Exercise instructions:
1) Which people does the post on Harper's foreign policy mention by name?
2) Can you retype the post on Harper's foreign policy word for word, starting at "Can you picture" and ending at "round the corner."?

Extract:
Friday, June 21, 2013

Canada's Big Foreign-Policy Shift Under Harper? No More Mister Nice Guy.

Can you picture Stephen Harper in the wee hours of the night in a tent in the Libyan desert putting on a veil-swishing dance performance for Moammar Gadhafi, as Prime Minister Pierre Trudeau once did? Of course not. And it’s not just because Harper doesn’t quite have the figure for it, either.
That's my contribution to the Ottawa Citizen's overview of where Prime Minister Harper is at, exactly, half-way through his majority-government term, the party convention just round the corner.
Andrew Coyne weighs in: The Conservative government's default demeanor is sullen, wary, bullying and moronic. "Toryism, in its current incarnation," Coyne writes, "resembles less an ideology than a pathology. If the party is to pull out of its current spiral it must be prepared to take a hard look at itself — starting with this convention. What is needed is less a change of course than a voyage within."
My deputy boss Kate Heartfield: "There are many paths to power, not all as prone to ethical pitfalls and ideological compromise. Perhaps, if Harper had come at a different time in history, leading a more confident Conservative party at the beginning, he would have been a different prime minister. But he chose the path he chose. His party, and much of Canada, was right there behind him the whole way."

Raw data:

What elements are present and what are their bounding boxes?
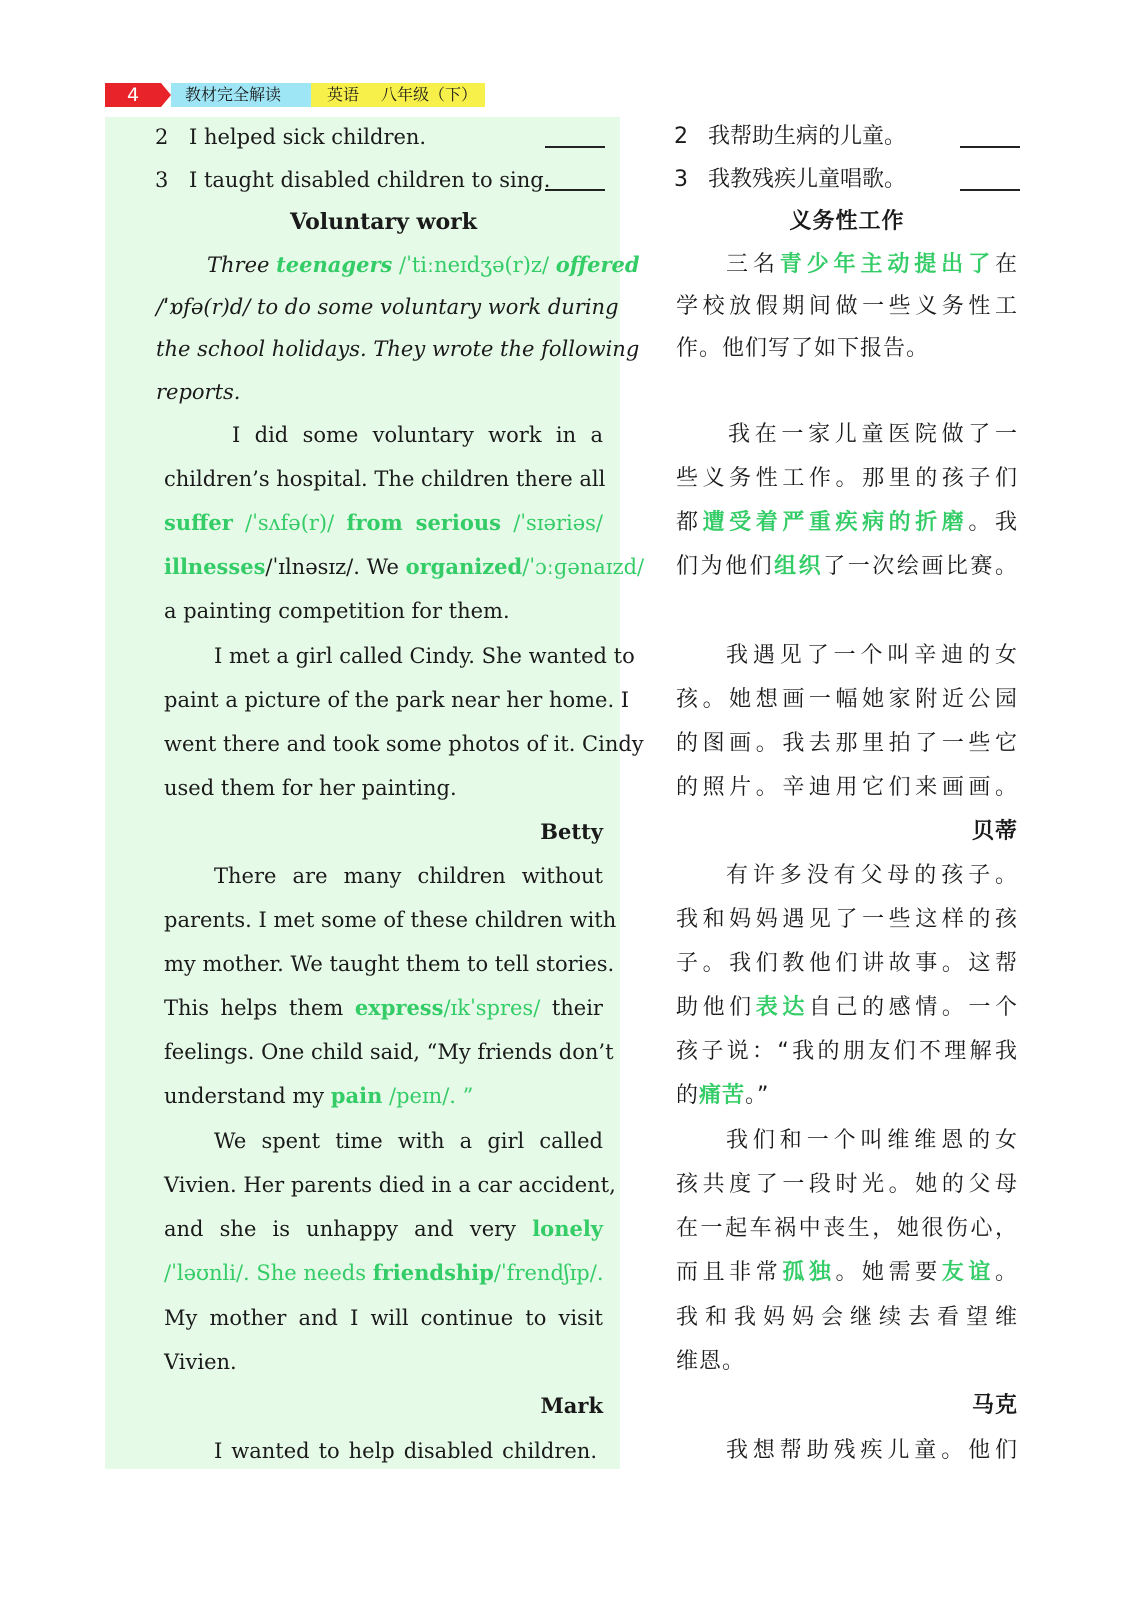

Responses:
1) Stephen Harper, Moammar Gadhafi, Pierre Trudeau, Andrew Coyne, Kate Heartfield

2)
Can you picture Stephen Harper in the wee hours of the night in a tent in the Libyan desert putting on a veil-swishing dance performance for Moammar Gadhafi, as Prime Minister Pierre Trudeau once did? Of course not. And it’s not just because Harper doesn’t quite have the figure for it, either.
That's my contribution to the Ottawa Citizen's overview of where Prime Minister Harper is at, exactly, half-way through his majority-government term, the party convention just round the corner.